Exercise prompt => Every entry needs to be printed exactly, please.

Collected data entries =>
┏━━

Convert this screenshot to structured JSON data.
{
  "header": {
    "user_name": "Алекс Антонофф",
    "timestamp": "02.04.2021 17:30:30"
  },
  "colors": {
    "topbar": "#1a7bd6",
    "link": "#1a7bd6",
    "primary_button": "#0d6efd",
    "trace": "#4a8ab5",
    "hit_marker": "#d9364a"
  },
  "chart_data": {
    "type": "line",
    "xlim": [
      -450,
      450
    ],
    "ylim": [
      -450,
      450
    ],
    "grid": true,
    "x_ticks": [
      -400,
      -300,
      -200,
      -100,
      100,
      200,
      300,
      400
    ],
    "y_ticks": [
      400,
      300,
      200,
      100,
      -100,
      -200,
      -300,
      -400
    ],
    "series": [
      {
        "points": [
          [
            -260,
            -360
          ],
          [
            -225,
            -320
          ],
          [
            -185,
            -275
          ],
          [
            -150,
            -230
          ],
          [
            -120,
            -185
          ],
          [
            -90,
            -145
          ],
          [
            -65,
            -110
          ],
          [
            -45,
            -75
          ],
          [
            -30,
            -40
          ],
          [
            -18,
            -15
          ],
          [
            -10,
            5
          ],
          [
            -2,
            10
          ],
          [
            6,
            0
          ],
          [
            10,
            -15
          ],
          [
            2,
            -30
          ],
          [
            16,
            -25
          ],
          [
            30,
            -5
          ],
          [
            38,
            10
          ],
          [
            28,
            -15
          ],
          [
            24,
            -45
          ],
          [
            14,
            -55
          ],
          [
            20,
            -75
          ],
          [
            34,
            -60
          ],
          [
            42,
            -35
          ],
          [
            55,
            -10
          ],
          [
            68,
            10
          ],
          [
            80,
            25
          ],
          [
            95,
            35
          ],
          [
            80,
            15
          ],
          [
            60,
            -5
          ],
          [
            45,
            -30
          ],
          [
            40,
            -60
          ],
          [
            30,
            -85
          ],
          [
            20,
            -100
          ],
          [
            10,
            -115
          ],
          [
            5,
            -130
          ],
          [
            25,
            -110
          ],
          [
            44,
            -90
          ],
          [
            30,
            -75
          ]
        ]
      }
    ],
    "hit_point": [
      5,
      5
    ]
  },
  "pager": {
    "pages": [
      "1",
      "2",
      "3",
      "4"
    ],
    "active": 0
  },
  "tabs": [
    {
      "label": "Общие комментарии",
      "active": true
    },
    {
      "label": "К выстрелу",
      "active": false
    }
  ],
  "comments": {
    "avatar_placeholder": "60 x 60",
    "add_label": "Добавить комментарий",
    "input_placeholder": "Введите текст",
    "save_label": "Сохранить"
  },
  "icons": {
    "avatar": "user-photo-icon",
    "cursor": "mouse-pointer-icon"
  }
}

┗━━

Solution to this problem =>
Convert this screenshot to structured JSON data.
{
  "header": {
    "user_name": "Алекс Антонофф",
    "timestamp": "02.04.2021 17:30:30"
  },
  "colors": {
    "topbar": "#1a7bd6",
    "link": "#1a7bd6",
    "primary_button": "#0d6efd",
    "trace": "#4a8ab5",
    "hit_marker": "#d9364a"
  },
  "chart_data": {
    "type": "line",
    "xlim": [
      -450,
      450
    ],
    "ylim": [
      -450,
      450
    ],
    "grid": true,
    "x_ticks": [
      -400,
      -300,
      -200,
      -100,
      100,
      200,
      300,
      400
    ],
    "y_ticks": [
      400,
      300,
      200,
      100,
      -100,
      -200,
      -300,
      -400
    ],
    "series": [
      {
        "points": [
          [
            -260,
            -360
          ],
          [
            -225,
            -320
          ],
          [
            -185,
            -275
          ],
          [
            -150,
            -230
          ],
          [
            -120,
            -185
          ],
          [
            -90,
            -145
          ],
          [
            -65,
            -110
          ],
          [
            -45,
            -75
          ],
          [
            -30,
            -40
          ],
          [
            -18,
            -15
          ],
          [
            -10,
            5
          ],
          [
            -2,
            10
          ],
          [
            6,
            0
          ],
          [
            10,
            -15
          ],
          [
            2,
            -30
          ],
          [
            16,
            -25
          ],
          [
            30,
            -5
          ],
          [
            38,
            10
          ],
          [
            28,
            -15
          ],
          [
            24,
            -45
          ],
          [
            14,
            -55
          ],
          [
            20,
            -75
          ],
          [
            34,
            -60
          ],
          [
            42,
            -35
          ],
          [
            55,
            -10
          ],
          [
            68,
            10
          ],
          [
            80,
            25
          ],
          [
            95,
            35
          ],
          [
            80,
            15
          ],
          [
            60,
            -5
          ],
          [
            45,
            -30
          ],
          [
            40,
            -60
          ],
          [
            30,
            -85
          ],
          [
            20,
            -100
          ],
          [
            10,
            -115
          ],
          [
            5,
            -130
          ],
          [
            25,
            -110
          ],
          [
            44,
            -90
          ],
          [
            30,
            -75
          ]
        ]
      }
    ],
    "hit_point": [
      5,
      5
    ]
  },
  "pager": {
    "pages": [
      "1",
      "2",
      "3",
      "4"
    ],
    "active": 0
  },
  "tabs": [
    {
      "label": "Общие комментарии",
      "active": true
    },
    {
      "label": "К выстрелу",
      "active": false
    }
  ],
  "comments": {
    "avatar_placeholder": "60 x 60",
    "add_label": "Добавить комментарий",
    "input_placeholder": "Введите текст",
    "save_label": "Сохранить"
  },
  "icons": {
    "avatar": "user-photo-icon",
    "cursor": "mouse-pointer-icon"
  }
}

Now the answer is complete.